[start]
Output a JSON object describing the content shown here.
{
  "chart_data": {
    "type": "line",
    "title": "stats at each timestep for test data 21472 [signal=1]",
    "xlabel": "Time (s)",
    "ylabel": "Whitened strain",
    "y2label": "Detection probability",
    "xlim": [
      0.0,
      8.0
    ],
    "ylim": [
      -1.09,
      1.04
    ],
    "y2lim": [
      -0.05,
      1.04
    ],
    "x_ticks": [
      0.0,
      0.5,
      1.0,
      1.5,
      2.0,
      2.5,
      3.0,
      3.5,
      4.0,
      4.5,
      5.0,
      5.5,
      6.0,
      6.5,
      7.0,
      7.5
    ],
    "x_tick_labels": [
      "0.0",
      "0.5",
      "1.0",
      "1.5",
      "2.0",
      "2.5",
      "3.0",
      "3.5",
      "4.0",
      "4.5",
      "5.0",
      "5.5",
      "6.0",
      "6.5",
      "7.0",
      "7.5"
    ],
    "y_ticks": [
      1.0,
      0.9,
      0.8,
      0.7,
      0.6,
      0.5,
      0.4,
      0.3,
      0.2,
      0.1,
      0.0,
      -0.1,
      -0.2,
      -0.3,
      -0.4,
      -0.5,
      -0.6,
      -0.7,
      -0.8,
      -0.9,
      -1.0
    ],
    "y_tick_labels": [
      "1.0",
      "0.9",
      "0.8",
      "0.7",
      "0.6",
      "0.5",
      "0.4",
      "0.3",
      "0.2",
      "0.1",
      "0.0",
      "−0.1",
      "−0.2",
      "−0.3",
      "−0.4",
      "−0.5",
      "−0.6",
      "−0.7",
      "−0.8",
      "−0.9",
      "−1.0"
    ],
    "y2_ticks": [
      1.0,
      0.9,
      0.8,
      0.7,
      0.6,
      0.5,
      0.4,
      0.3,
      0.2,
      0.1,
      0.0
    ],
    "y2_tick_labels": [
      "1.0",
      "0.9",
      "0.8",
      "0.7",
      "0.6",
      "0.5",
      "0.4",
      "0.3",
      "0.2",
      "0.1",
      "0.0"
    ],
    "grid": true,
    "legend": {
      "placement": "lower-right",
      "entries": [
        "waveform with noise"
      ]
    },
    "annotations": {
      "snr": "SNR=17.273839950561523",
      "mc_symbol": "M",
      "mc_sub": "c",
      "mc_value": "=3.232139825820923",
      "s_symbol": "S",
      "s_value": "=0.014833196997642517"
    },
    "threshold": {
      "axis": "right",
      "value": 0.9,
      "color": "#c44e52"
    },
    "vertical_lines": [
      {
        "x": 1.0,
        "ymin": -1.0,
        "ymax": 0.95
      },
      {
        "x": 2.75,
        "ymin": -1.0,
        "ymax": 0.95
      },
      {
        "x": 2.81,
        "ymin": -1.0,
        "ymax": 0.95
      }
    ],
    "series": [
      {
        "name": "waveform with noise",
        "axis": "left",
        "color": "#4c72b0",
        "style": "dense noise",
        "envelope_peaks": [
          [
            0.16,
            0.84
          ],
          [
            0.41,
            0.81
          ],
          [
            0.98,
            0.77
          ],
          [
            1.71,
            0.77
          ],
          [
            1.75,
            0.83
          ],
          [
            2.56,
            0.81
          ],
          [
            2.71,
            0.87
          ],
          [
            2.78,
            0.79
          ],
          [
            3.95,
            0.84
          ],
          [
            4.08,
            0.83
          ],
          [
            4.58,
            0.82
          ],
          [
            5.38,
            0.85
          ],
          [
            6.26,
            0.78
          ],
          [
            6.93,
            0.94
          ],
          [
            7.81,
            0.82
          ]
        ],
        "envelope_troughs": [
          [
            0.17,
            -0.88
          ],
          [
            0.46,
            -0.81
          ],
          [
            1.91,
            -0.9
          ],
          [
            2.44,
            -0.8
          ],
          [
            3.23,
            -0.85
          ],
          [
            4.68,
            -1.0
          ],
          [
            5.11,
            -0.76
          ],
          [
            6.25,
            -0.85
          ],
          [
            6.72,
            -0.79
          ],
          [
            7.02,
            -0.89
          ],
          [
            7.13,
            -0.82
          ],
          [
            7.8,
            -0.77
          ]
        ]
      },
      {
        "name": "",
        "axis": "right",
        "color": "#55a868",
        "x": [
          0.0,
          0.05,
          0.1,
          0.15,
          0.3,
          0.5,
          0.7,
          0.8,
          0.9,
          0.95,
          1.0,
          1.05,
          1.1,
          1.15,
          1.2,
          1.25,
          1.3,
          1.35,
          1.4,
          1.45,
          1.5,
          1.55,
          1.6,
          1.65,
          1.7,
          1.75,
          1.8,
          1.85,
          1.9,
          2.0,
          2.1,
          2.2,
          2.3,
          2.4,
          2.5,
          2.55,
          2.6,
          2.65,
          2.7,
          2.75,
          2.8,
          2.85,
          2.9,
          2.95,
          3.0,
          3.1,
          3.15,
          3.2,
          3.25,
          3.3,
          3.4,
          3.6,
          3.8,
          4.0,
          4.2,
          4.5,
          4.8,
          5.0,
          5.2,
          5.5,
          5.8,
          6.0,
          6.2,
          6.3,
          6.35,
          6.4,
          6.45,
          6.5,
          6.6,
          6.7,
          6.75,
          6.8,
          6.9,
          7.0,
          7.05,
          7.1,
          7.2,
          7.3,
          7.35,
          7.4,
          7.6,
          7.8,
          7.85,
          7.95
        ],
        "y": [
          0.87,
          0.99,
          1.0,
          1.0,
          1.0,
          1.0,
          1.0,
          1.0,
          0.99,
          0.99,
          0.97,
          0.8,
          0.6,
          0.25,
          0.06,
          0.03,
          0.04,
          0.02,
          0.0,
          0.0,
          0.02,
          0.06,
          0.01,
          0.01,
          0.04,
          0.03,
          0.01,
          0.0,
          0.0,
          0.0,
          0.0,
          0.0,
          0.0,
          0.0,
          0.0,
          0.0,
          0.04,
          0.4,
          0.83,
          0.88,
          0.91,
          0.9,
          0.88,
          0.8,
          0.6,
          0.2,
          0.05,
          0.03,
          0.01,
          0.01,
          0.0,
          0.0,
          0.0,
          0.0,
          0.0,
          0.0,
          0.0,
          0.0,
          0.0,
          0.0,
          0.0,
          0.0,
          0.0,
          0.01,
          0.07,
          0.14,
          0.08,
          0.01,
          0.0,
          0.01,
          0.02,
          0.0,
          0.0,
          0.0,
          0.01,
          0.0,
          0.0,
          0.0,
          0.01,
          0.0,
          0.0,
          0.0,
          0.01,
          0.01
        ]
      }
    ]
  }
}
[end]
> **STATED GOAL**
From the entries, report each line that includes the word "noise".

> **TASK RESPONSE**
        "waveform with noise"
        "name": "waveform with noise",
        "style": "dense noise",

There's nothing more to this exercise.